─── Input material ───

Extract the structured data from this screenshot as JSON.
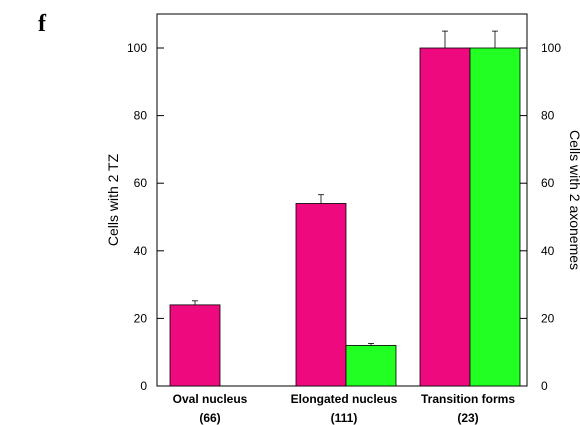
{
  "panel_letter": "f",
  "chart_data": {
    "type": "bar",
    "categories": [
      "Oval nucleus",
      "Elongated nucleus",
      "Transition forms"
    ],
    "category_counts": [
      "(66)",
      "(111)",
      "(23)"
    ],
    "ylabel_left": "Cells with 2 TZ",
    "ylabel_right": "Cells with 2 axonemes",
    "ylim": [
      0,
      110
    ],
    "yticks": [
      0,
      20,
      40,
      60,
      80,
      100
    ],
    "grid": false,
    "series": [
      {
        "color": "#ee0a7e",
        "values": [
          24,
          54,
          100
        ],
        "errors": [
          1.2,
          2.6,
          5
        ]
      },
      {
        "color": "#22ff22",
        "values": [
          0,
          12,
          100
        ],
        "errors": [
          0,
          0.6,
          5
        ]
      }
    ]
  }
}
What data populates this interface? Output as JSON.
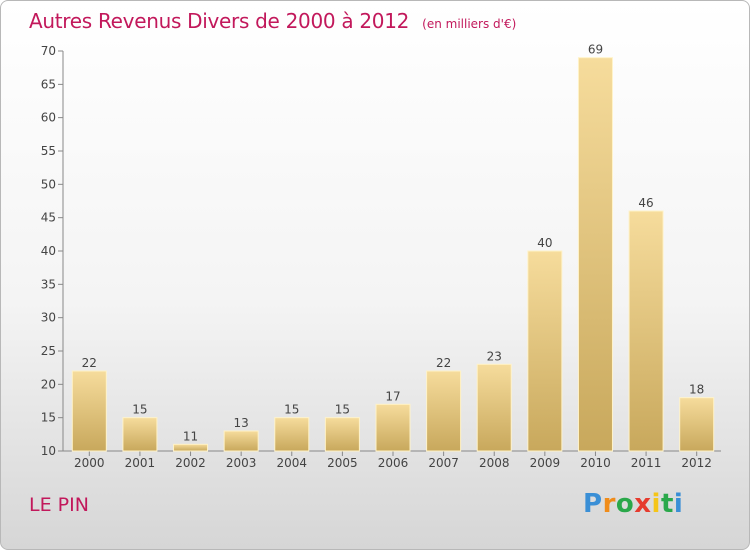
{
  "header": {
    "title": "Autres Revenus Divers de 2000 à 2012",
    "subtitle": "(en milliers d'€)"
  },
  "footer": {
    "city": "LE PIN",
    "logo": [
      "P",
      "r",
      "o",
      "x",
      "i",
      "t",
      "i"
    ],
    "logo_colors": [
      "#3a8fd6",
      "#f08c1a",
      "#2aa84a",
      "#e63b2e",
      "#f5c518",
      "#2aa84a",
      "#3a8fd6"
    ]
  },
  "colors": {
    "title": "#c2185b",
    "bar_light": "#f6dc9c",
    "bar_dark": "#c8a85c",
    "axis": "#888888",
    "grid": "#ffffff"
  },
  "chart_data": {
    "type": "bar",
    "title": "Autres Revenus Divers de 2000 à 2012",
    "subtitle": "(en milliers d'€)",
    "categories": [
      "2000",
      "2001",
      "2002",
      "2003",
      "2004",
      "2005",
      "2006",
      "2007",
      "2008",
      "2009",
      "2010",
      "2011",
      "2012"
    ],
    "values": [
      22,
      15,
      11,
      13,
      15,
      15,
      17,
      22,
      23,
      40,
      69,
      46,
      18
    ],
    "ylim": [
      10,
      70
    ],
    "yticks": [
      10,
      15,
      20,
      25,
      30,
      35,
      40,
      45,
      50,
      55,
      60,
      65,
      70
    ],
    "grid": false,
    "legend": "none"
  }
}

───

Aim of the exercise: The line that contains "What data populates" opens the part to copy, and the last line of the records closes it; set down those lines exactly, pictures excluded.

Task response:
What data populates this interface? Output as JSON.
{
  "header": {
    "title": "Autres Revenus Divers de 2000 à 2012",
    "subtitle": "(en milliers d'€)"
  },
  "footer": {
    "city": "LE PIN",
    "logo": [
      "P",
      "r",
      "o",
      "x",
      "i",
      "t",
      "i"
    ],
    "logo_colors": [
      "#3a8fd6",
      "#f08c1a",
      "#2aa84a",
      "#e63b2e",
      "#f5c518",
      "#2aa84a",
      "#3a8fd6"
    ]
  },
  "colors": {
    "title": "#c2185b",
    "bar_light": "#f6dc9c",
    "bar_dark": "#c8a85c",
    "axis": "#888888",
    "grid": "#ffffff"
  },
  "chart_data": {
    "type": "bar",
    "title": "Autres Revenus Divers de 2000 à 2012",
    "subtitle": "(en milliers d'€)",
    "categories": [
      "2000",
      "2001",
      "2002",
      "2003",
      "2004",
      "2005",
      "2006",
      "2007",
      "2008",
      "2009",
      "2010",
      "2011",
      "2012"
    ],
    "values": [
      22,
      15,
      11,
      13,
      15,
      15,
      17,
      22,
      23,
      40,
      69,
      46,
      18
    ],
    "ylim": [
      10,
      70
    ],
    "yticks": [
      10,
      15,
      20,
      25,
      30,
      35,
      40,
      45,
      50,
      55,
      60,
      65,
      70
    ],
    "grid": false,
    "legend": "none"
  }
}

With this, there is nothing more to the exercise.